** start of GIVEN RECORDS **

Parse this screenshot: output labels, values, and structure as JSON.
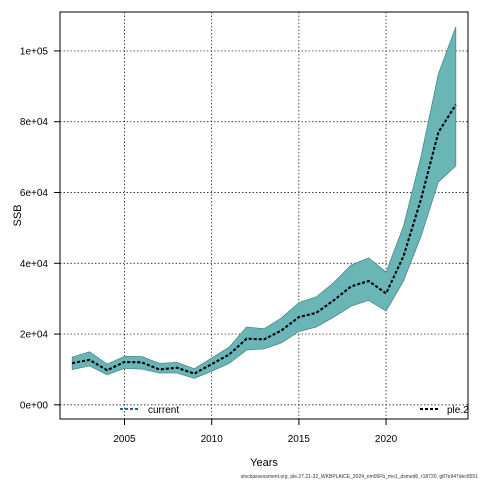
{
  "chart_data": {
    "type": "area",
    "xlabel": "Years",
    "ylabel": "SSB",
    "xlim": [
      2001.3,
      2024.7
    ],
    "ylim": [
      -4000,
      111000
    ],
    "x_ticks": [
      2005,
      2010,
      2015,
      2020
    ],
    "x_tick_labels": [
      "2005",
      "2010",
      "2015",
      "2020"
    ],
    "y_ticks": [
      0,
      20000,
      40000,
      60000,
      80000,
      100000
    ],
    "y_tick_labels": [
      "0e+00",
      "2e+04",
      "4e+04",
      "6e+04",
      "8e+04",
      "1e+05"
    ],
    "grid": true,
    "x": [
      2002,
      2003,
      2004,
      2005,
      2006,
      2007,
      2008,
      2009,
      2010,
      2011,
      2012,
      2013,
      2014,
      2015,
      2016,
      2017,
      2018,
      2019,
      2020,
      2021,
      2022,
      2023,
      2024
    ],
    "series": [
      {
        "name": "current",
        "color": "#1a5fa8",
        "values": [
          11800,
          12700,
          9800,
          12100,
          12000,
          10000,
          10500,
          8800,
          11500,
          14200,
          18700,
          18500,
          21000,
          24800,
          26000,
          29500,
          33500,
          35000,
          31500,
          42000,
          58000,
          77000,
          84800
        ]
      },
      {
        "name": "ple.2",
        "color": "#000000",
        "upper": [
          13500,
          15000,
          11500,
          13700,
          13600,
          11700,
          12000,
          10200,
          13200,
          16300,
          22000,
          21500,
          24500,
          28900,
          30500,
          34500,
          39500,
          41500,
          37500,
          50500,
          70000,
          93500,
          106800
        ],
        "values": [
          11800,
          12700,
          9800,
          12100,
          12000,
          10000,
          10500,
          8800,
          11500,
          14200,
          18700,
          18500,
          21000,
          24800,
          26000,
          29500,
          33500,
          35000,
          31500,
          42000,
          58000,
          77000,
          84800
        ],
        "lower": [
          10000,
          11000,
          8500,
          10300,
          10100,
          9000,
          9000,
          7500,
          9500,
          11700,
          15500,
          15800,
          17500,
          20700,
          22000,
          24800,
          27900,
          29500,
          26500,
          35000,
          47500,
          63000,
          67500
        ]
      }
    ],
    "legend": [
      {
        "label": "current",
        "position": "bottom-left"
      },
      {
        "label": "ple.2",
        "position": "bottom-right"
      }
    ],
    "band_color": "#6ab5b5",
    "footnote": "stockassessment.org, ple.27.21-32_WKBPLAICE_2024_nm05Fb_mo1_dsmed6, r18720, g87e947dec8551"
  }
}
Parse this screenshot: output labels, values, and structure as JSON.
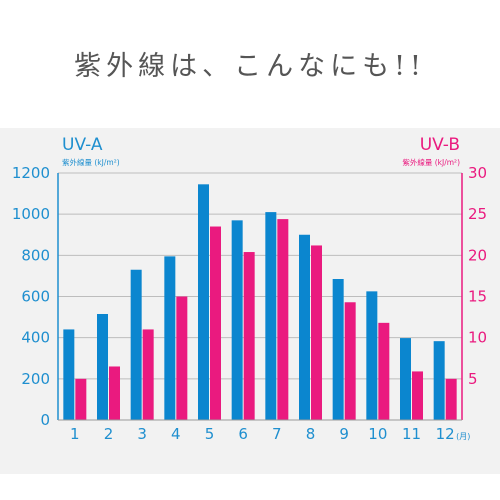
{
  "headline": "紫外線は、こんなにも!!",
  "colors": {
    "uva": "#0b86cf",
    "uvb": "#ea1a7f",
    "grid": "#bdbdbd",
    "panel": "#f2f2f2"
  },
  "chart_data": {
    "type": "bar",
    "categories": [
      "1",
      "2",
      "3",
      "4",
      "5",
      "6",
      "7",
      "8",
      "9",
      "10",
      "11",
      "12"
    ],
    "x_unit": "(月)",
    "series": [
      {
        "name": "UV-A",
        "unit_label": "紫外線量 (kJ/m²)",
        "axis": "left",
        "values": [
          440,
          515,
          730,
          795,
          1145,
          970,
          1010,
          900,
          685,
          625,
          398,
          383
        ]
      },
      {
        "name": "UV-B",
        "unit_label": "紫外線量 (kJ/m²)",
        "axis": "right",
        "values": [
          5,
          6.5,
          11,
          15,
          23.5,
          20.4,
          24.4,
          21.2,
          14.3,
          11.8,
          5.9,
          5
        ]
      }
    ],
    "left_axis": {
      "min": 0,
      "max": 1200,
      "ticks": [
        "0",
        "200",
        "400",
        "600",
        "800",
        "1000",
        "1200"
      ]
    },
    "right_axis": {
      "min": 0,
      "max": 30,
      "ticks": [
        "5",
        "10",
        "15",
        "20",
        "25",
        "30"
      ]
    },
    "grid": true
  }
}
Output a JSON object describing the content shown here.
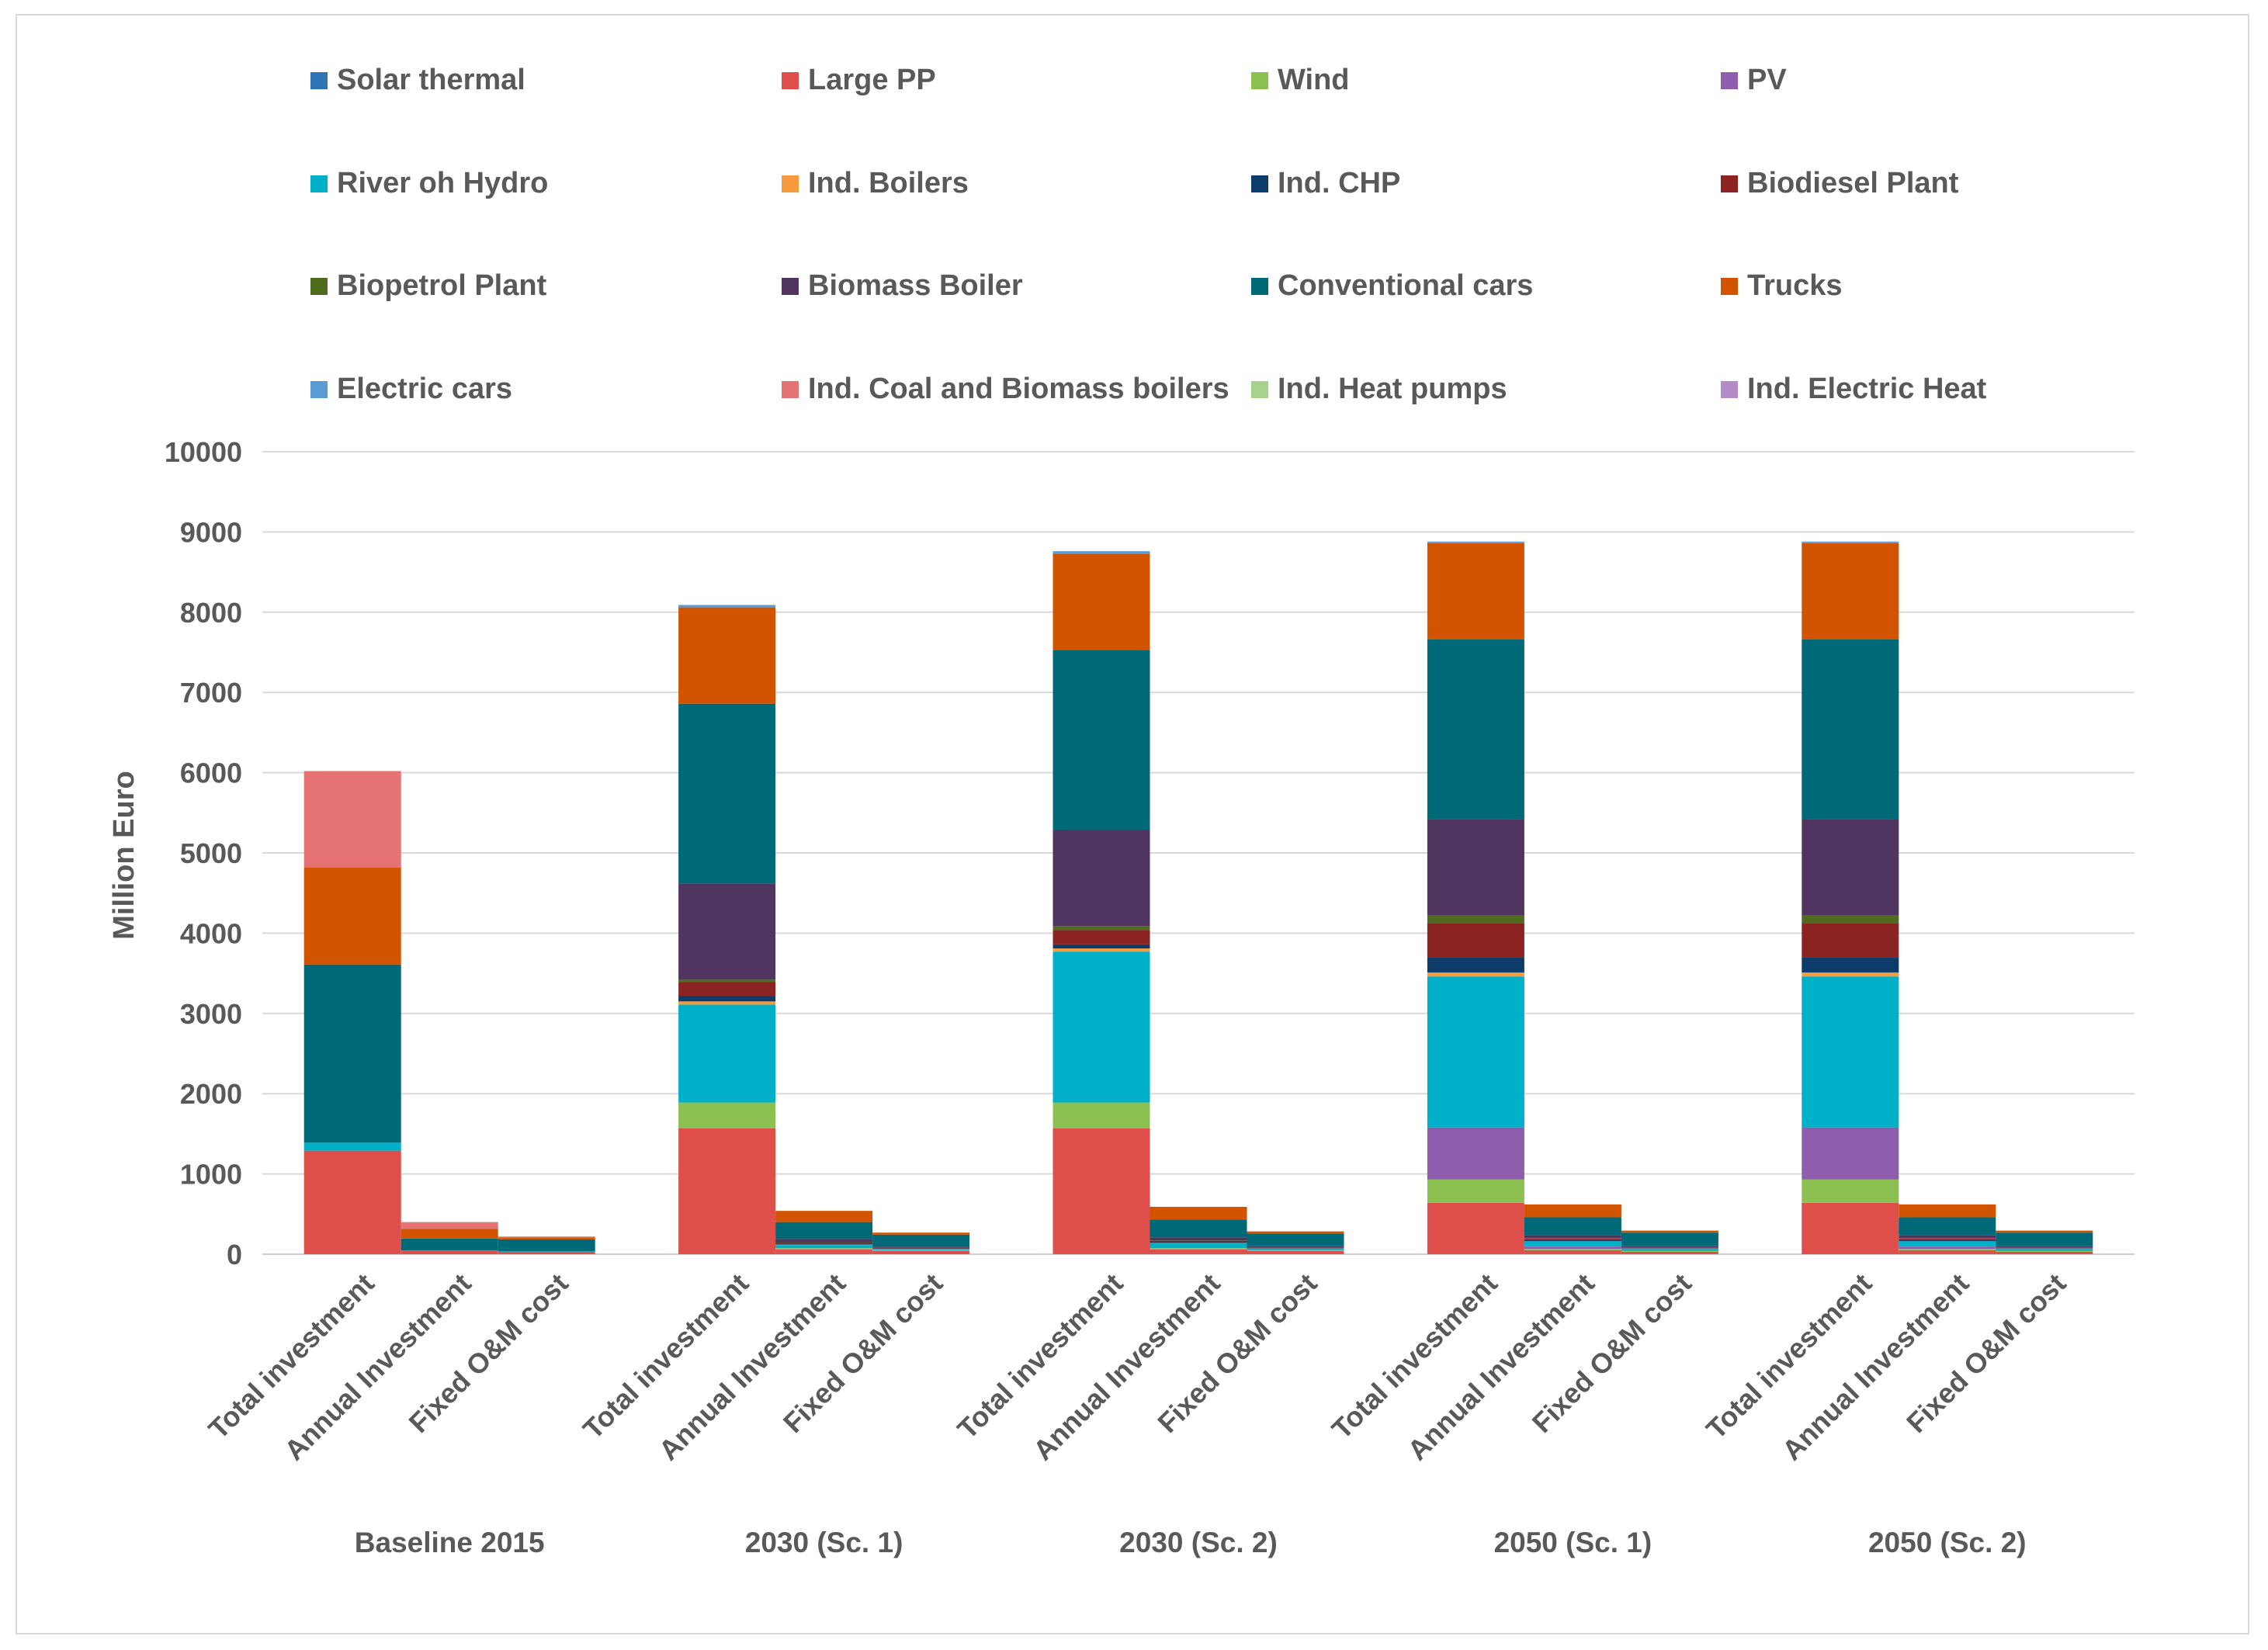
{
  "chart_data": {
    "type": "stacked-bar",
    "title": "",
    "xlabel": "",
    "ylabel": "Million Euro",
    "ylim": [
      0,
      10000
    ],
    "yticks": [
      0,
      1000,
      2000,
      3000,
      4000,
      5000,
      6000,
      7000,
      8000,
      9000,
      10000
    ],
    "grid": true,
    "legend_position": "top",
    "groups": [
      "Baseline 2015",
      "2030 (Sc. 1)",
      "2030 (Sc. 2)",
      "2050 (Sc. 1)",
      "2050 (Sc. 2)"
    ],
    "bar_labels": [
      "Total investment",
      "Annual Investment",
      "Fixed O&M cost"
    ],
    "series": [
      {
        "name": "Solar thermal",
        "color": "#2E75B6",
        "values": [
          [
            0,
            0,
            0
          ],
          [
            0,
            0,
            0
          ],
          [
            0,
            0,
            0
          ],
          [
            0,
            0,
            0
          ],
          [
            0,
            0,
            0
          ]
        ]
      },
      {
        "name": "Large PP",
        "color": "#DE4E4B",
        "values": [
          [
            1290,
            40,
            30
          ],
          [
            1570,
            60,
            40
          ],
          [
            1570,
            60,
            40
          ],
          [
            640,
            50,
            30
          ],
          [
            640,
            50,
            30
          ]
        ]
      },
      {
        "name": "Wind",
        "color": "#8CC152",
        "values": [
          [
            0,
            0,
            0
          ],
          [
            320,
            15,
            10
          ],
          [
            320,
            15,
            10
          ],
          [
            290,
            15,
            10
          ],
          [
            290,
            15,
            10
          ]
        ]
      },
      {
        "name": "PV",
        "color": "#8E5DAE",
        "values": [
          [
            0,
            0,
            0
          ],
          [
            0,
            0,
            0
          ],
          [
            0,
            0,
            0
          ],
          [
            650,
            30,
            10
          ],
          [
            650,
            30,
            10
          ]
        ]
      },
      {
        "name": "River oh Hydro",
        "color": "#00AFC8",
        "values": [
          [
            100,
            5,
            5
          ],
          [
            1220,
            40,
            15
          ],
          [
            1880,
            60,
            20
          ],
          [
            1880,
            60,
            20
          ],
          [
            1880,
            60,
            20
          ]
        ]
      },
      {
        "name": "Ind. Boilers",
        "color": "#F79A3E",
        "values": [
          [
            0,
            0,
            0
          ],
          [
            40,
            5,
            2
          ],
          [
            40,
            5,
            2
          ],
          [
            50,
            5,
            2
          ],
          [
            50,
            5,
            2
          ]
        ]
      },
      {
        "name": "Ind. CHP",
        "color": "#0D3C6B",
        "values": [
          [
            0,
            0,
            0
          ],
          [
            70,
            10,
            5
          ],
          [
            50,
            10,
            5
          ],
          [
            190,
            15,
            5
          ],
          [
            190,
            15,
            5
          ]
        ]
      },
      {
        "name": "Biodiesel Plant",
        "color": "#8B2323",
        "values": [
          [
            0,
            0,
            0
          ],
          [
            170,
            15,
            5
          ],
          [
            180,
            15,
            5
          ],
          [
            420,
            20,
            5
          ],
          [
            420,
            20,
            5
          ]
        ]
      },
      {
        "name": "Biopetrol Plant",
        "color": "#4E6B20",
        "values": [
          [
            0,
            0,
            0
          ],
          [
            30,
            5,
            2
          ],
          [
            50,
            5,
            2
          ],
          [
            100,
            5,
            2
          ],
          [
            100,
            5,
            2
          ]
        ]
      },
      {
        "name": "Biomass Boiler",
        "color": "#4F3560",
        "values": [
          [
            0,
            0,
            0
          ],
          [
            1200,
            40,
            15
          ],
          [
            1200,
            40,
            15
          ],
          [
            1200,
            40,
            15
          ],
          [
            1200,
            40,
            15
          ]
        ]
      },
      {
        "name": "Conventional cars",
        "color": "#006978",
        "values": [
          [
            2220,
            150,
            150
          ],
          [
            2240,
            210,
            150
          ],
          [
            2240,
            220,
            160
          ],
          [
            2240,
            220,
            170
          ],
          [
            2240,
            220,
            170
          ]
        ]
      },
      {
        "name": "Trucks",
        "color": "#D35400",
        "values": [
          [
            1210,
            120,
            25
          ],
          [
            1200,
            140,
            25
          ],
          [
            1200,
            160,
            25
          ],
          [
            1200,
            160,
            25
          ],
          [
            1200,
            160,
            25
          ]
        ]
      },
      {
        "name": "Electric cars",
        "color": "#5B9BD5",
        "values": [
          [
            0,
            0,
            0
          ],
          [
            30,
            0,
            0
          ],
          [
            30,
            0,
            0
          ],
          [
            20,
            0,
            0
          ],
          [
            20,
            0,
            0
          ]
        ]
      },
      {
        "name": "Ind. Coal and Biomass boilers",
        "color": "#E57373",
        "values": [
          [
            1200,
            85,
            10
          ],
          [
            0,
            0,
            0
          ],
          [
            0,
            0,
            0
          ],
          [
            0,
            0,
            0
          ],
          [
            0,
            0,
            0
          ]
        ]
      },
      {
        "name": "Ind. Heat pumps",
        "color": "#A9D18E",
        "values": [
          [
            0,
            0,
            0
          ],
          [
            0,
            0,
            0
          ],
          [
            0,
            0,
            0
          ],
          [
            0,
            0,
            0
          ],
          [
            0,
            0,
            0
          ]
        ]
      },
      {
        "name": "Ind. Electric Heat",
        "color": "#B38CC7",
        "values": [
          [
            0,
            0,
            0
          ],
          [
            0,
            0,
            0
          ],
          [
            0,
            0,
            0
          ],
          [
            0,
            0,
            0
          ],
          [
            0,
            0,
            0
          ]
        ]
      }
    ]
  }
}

** end of GIVEN RECORDS **

■ OBJECTIVE: Above are some records. Report the number of their lines that include "grid", and add nothing else.

■ EXERCISE OUTPUT: 4